◆ BRANO DI RIFERIMENTO
E questo modo di comportarsi ha fatto capire ancor meglio in cosa consistesse il fascino di quella trasmissione: nel fatto che quelli che erano lì non stavano, in realtà, inventando niente. Erano semplicemente loro stessi, con le loro storie, col loro modo di rapportarsi al loro tempo. Erano dei sé stessi di una qualità strana e particolare, questo è il fatto. L’unico genio autonomo della trasmissione originale - cioè l’unico autore in grado di pensare un testo formalmente organizzato - era il compianto Riccardo Pazzaglia, autore e personaggio radiofonico che la Rai ha purtroppo sempre sottovalutato e che col suo quasi non apparire in quella manica di matti permetteva a tutti gli altri di esplodere. Arbore ha fatto benissimo a ricordarlo come un genio assoluto.

◆ DATI FORNITI

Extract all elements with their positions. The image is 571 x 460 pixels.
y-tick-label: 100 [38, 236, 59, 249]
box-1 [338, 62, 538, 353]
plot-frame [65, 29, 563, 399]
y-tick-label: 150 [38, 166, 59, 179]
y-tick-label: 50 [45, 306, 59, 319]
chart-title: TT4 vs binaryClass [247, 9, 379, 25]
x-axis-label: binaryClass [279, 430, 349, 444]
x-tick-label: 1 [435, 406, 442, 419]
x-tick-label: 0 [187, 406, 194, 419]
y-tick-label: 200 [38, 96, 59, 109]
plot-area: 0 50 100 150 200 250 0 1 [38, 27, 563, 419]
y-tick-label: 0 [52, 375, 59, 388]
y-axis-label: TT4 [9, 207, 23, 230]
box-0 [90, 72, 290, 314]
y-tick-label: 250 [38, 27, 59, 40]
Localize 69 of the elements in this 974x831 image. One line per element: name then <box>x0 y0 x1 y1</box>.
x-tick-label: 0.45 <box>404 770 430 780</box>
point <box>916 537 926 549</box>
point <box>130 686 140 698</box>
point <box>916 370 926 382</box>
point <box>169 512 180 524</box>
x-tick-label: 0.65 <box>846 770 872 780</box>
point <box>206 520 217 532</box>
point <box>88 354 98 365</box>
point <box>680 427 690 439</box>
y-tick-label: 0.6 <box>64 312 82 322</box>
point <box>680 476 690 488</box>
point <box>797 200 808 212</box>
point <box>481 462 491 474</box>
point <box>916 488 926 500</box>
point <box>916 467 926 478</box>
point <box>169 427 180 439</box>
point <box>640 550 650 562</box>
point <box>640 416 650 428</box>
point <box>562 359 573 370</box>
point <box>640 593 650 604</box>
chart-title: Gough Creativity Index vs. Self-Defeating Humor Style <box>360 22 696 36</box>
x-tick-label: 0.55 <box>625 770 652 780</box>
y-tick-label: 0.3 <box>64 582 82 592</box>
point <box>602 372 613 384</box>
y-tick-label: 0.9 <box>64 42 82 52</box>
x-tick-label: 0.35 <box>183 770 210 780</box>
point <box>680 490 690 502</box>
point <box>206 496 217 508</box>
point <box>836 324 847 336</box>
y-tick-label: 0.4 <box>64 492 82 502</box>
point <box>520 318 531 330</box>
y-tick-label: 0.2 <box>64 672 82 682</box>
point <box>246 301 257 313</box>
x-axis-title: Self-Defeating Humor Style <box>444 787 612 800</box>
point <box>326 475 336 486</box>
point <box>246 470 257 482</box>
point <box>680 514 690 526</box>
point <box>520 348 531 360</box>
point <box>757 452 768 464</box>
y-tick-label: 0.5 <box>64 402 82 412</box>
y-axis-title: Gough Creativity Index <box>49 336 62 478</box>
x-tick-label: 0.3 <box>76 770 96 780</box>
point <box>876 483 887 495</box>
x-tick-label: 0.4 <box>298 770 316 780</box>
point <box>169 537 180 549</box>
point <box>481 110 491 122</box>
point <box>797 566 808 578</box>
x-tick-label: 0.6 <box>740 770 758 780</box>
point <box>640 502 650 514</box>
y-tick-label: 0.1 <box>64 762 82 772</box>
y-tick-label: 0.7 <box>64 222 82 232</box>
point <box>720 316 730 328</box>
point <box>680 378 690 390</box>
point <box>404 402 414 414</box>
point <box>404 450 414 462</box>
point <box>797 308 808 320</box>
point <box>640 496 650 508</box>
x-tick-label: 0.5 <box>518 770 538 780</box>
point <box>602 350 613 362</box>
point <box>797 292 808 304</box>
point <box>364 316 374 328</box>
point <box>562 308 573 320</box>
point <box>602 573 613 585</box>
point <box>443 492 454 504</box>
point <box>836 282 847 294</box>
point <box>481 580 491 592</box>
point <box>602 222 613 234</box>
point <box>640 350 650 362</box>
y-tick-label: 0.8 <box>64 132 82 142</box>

◆ COSA DEVI FARE
Ricopia per intero, senza cambiare nulla, il brano su Riccardo Pazzaglia e la trasmissione. Basati unicamente sul brano.

◆ RISPOSTA SCRITTA
E questo modo di comportarsi ha fatto capire ancor meglio in cosa consistesse il fascino di quella trasmissione: nel fatto che quelli che erano lì non stavano, in realtà, inventando niente. Erano semplicemente loro stessi, con le loro storie, col loro modo di rapportarsi al loro tempo. Erano dei sé stessi di una qualità strana e particolare, questo è il fatto. L’unico genio autonomo della trasmissione originale - cioè l’unico autore in grado di pensare un testo formalmente organizzato - era il compianto Riccardo Pazzaglia, autore e personaggio radiofonico che la Rai ha purtroppo sempre sottovalutato e che col suo quasi non apparire in quella manica di matti permetteva a tutti gli altri di esplodere. Arbore ha fatto benissimo a ricordarlo come un genio assoluto.